Exercise aim: Reproduce every entry exactly.

════════

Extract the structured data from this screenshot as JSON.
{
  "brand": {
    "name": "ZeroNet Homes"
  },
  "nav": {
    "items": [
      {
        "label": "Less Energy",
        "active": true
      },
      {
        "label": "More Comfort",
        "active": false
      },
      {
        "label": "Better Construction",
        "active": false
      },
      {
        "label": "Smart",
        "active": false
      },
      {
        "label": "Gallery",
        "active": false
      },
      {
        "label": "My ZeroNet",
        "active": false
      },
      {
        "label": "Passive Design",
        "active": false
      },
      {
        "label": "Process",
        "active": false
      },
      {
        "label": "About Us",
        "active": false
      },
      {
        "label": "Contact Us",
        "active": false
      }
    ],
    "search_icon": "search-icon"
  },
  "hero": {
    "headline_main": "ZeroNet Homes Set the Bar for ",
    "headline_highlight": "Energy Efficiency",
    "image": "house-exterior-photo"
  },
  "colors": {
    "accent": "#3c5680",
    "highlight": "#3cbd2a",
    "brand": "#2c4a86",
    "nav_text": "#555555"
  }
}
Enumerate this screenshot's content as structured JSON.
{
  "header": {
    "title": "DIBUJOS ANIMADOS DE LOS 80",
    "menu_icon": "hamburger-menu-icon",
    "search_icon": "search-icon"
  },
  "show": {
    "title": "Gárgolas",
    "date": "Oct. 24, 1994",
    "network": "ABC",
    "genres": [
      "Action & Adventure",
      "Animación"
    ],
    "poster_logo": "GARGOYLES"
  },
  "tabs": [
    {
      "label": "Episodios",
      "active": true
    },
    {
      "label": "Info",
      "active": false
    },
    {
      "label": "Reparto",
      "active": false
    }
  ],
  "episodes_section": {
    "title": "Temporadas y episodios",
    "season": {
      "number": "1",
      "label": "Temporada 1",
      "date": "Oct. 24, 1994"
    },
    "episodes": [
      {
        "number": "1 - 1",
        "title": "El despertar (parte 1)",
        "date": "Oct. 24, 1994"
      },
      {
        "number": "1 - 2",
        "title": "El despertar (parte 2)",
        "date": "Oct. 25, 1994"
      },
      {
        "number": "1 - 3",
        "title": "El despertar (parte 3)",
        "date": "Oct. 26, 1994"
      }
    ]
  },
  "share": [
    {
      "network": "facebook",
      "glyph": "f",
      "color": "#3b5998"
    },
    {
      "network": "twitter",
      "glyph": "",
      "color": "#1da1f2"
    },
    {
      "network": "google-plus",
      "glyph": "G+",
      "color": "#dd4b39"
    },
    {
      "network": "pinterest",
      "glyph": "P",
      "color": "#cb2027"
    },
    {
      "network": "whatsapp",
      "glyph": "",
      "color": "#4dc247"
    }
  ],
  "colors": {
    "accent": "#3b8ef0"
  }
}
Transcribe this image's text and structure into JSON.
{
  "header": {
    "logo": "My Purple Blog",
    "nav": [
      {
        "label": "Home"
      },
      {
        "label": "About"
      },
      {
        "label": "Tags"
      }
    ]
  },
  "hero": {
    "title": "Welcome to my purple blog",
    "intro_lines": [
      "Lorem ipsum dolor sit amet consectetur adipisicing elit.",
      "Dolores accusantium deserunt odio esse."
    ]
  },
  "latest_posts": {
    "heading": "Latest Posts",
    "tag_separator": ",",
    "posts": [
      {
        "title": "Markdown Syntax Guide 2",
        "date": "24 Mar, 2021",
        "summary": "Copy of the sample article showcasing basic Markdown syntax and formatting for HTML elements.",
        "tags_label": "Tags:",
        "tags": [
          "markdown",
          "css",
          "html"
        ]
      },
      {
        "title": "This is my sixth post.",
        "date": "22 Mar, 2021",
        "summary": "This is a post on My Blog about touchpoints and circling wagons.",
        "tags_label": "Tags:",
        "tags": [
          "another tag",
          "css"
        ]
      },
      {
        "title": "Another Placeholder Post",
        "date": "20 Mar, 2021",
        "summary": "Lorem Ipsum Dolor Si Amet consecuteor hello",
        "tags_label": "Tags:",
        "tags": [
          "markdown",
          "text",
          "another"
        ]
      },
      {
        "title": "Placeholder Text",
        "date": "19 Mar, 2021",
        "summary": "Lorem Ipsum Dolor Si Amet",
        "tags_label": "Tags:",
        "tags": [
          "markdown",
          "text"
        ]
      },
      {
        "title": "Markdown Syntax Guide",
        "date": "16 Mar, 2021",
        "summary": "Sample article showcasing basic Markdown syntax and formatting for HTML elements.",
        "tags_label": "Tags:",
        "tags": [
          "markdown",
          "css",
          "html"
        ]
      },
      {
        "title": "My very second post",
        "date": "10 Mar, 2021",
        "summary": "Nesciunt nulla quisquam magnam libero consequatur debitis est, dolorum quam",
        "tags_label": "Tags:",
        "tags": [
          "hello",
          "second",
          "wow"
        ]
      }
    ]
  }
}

════════

Response to the exercise:
Extract the structured data from this screenshot as JSON.
{
  "brand": {
    "name": "ZeroNet Homes"
  },
  "nav": {
    "items": [
      {
        "label": "Less Energy",
        "active": true
      },
      {
        "label": "More Comfort",
        "active": false
      },
      {
        "label": "Better Construction",
        "active": false
      },
      {
        "label": "Smart",
        "active": false
      },
      {
        "label": "Gallery",
        "active": false
      },
      {
        "label": "My ZeroNet",
        "active": false
      },
      {
        "label": "Passive Design",
        "active": false
      },
      {
        "label": "Process",
        "active": false
      },
      {
        "label": "About Us",
        "active": false
      },
      {
        "label": "Contact Us",
        "active": false
      }
    ],
    "search_icon": "search-icon"
  },
  "hero": {
    "headline_main": "ZeroNet Homes Set the Bar for ",
    "headline_highlight": "Energy Efficiency",
    "image": "house-exterior-photo"
  },
  "colors": {
    "accent": "#3c5680",
    "highlight": "#3cbd2a",
    "brand": "#2c4a86",
    "nav_text": "#555555"
  }
}
Enumerate this screenshot's content as structured JSON.
{
  "header": {
    "title": "DIBUJOS ANIMADOS DE LOS 80",
    "menu_icon": "hamburger-menu-icon",
    "search_icon": "search-icon"
  },
  "show": {
    "title": "Gárgolas",
    "date": "Oct. 24, 1994",
    "network": "ABC",
    "genres": [
      "Action & Adventure",
      "Animación"
    ],
    "poster_logo": "GARGOYLES"
  },
  "tabs": [
    {
      "label": "Episodios",
      "active": true
    },
    {
      "label": "Info",
      "active": false
    },
    {
      "label": "Reparto",
      "active": false
    }
  ],
  "episodes_section": {
    "title": "Temporadas y episodios",
    "season": {
      "number": "1",
      "label": "Temporada 1",
      "date": "Oct. 24, 1994"
    },
    "episodes": [
      {
        "number": "1 - 1",
        "title": "El despertar (parte 1)",
        "date": "Oct. 24, 1994"
      },
      {
        "number": "1 - 2",
        "title": "El despertar (parte 2)",
        "date": "Oct. 25, 1994"
      },
      {
        "number": "1 - 3",
        "title": "El despertar (parte 3)",
        "date": "Oct. 26, 1994"
      }
    ]
  },
  "share": [
    {
      "network": "facebook",
      "glyph": "f",
      "color": "#3b5998"
    },
    {
      "network": "twitter",
      "glyph": "",
      "color": "#1da1f2"
    },
    {
      "network": "google-plus",
      "glyph": "G+",
      "color": "#dd4b39"
    },
    {
      "network": "pinterest",
      "glyph": "P",
      "color": "#cb2027"
    },
    {
      "network": "whatsapp",
      "glyph": "",
      "color": "#4dc247"
    }
  ],
  "colors": {
    "accent": "#3b8ef0"
  }
}
Transcribe this image's text and structure into JSON.
{
  "header": {
    "logo": "My Purple Blog",
    "nav": [
      {
        "label": "Home"
      },
      {
        "label": "About"
      },
      {
        "label": "Tags"
      }
    ]
  },
  "hero": {
    "title": "Welcome to my purple blog",
    "intro_lines": [
      "Lorem ipsum dolor sit amet consectetur adipisicing elit.",
      "Dolores accusantium deserunt odio esse."
    ]
  },
  "latest_posts": {
    "heading": "Latest Posts",
    "tag_separator": ",",
    "posts": [
      {
        "title": "Markdown Syntax Guide 2",
        "date": "24 Mar, 2021",
        "summary": "Copy of the sample article showcasing basic Markdown syntax and formatting for HTML elements.",
        "tags_label": "Tags:",
        "tags": [
          "markdown",
          "css",
          "html"
        ]
      },
      {
        "title": "This is my sixth post.",
        "date": "22 Mar, 2021",
        "summary": "This is a post on My Blog about touchpoints and circling wagons.",
        "tags_label": "Tags:",
        "tags": [
          "another tag",
          "css"
        ]
      },
      {
        "title": "Another Placeholder Post",
        "date": "20 Mar, 2021",
        "summary": "Lorem Ipsum Dolor Si Amet consecuteor hello",
        "tags_label": "Tags:",
        "tags": [
          "markdown",
          "text",
          "another"
        ]
      },
      {
        "title": "Placeholder Text",
        "date": "19 Mar, 2021",
        "summary": "Lorem Ipsum Dolor Si Amet",
        "tags_label": "Tags:",
        "tags": [
          "markdown",
          "text"
        ]
      },
      {
        "title": "Markdown Syntax Guide",
        "date": "16 Mar, 2021",
        "summary": "Sample article showcasing basic Markdown syntax and formatting for HTML elements.",
        "tags_label": "Tags:",
        "tags": [
          "markdown",
          "css",
          "html"
        ]
      },
      {
        "title": "My very second post",
        "date": "10 Mar, 2021",
        "summary": "Nesciunt nulla quisquam magnam libero consequatur debitis est, dolorum quam",
        "tags_label": "Tags:",
        "tags": [
          "hello",
          "second",
          "wow"
        ]
      }
    ]
  }
}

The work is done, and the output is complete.